# Material to process

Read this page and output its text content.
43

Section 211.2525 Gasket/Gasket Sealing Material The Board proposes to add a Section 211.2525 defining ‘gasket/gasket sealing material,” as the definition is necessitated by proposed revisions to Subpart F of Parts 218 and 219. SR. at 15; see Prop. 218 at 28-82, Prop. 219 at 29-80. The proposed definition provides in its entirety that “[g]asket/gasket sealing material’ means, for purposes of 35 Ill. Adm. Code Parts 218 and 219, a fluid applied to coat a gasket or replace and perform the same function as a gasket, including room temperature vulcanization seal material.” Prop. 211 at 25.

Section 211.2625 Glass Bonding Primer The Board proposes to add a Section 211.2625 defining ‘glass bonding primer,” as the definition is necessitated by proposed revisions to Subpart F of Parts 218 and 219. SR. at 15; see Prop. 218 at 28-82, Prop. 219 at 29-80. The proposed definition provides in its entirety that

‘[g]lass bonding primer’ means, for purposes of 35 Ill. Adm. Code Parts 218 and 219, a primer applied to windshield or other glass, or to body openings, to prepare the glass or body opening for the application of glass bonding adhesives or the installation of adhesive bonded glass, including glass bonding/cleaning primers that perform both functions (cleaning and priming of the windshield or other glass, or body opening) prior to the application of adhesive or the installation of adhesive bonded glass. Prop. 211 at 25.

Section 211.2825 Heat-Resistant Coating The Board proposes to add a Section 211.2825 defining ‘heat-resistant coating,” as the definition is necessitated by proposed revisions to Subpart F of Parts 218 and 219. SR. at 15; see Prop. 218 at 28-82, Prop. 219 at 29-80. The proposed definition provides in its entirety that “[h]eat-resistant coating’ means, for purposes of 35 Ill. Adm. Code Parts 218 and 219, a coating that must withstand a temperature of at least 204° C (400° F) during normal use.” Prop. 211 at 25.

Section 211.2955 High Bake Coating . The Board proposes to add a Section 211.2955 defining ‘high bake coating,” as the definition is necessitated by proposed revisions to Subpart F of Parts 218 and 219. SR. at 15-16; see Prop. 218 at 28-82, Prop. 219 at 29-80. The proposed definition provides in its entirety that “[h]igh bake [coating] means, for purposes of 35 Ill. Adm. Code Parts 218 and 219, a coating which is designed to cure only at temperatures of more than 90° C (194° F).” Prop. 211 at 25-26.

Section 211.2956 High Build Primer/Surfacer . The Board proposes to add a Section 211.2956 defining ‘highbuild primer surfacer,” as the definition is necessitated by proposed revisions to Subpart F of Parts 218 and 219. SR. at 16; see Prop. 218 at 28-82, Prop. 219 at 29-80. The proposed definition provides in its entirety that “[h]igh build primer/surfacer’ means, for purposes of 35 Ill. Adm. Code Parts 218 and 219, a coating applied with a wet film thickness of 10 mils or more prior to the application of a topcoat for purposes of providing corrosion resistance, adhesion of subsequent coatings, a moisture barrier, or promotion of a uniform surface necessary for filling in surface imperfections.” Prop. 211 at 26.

# Requirements
Please quote every record above exactly as it appears.

# Full solution
Read this page and output its text content.
43

Section 211.2525 Gasket/Gasket Sealing Material The Board proposes to add a Section 211.2525 defining ‘gasket/gasket sealing material,” as the definition is necessitated by proposed revisions to Subpart F of Parts 218 and 219. SR. at 15; see Prop. 218 at 28-82, Prop. 219 at 29-80. The proposed definition provides in its entirety that “[g]asket/gasket sealing material’ means, for purposes of 35 Ill. Adm. Code Parts 218 and 219, a fluid applied to coat a gasket or replace and perform the same function as a gasket, including room temperature vulcanization seal material.” Prop. 211 at 25.

Section 211.2625 Glass Bonding Primer The Board proposes to add a Section 211.2625 defining ‘glass bonding primer,” as the definition is necessitated by proposed revisions to Subpart F of Parts 218 and 219. SR. at 15; see Prop. 218 at 28-82, Prop. 219 at 29-80. The proposed definition provides in its entirety that

‘[g]lass bonding primer’ means, for purposes of 35 Ill. Adm. Code Parts 218 and 219, a primer applied to windshield or other glass, or to body openings, to prepare the glass or body opening for the application of glass bonding adhesives or the installation of adhesive bonded glass, including glass bonding/cleaning primers that perform both functions (cleaning and priming of the windshield or other glass, or body opening) prior to the application of adhesive or the installation of adhesive bonded glass. Prop. 211 at 25.

Section 211.2825 Heat-Resistant Coating The Board proposes to add a Section 211.2825 defining ‘heat-resistant coating,” as the definition is necessitated by proposed revisions to Subpart F of Parts 218 and 219. SR. at 15; see Prop. 218 at 28-82, Prop. 219 at 29-80. The proposed definition provides in its entirety that “[h]eat-resistant coating’ means, for purposes of 35 Ill. Adm. Code Parts 218 and 219, a coating that must withstand a temperature of at least 204° C (400° F) during normal use.” Prop. 211 at 25.

Section 211.2955 High Bake Coating . The Board proposes to add a Section 211.2955 defining ‘high bake coating,” as the definition is necessitated by proposed revisions to Subpart F of Parts 218 and 219. SR. at 15-16; see Prop. 218 at 28-82, Prop. 219 at 29-80. The proposed definition provides in its entirety that “[h]igh bake [coating] means, for purposes of 35 Ill. Adm. Code Parts 218 and 219, a coating which is designed to cure only at temperatures of more than 90° C (194° F).” Prop. 211 at 25-26.

Section 211.2956 High Build Primer/Surfacer . The Board proposes to add a Section 211.2956 defining ‘highbuild primer surfacer,” as the definition is necessitated by proposed revisions to Subpart F of Parts 218 and 219. SR. at 16; see Prop. 218 at 28-82, Prop. 219 at 29-80. The proposed definition provides in its entirety that “[h]igh build primer/surfacer’ means, for purposes of 35 Ill. Adm. Code Parts 218 and 219, a coating applied with a wet film thickness of 10 mils or more prior to the application of a topcoat for purposes of providing corrosion resistance, adhesion of subsequent coatings, a moisture barrier, or promotion of a uniform surface necessary for filling in surface imperfections.” Prop. 211 at 26.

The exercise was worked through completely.